━━━ Extracted material ━━━

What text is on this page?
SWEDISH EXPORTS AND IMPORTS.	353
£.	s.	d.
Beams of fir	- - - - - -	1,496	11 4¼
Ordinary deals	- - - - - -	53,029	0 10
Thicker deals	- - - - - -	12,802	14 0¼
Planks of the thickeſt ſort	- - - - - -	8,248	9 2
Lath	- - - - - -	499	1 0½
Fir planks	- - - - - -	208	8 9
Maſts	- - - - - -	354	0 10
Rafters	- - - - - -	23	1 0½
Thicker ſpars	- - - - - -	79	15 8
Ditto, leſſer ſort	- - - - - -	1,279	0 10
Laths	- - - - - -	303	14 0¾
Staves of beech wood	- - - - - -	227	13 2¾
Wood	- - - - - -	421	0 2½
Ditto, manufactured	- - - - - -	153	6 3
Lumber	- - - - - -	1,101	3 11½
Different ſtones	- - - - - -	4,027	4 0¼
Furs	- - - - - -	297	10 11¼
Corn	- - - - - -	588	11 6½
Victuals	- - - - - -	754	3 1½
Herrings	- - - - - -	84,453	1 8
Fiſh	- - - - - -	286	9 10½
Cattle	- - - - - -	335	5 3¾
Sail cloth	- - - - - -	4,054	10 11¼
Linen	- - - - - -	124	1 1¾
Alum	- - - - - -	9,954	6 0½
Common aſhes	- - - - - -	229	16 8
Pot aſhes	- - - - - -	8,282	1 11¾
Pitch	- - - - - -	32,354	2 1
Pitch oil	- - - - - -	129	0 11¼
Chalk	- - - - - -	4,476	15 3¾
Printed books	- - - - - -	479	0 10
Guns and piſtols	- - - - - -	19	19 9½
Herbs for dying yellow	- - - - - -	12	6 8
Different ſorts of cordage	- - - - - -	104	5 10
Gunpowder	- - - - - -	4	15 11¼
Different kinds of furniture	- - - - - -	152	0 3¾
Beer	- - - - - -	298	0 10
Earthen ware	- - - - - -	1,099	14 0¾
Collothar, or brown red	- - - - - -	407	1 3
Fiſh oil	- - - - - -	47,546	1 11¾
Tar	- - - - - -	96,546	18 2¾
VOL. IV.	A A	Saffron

━━━

**Exercise brief**
Gather all lines with the string "deals" from the data.

**Answer to this task**
Ordinary deals	- - - - - -	53,029	0 10
Thicker deals	- - - - - -	12,802	14 0¼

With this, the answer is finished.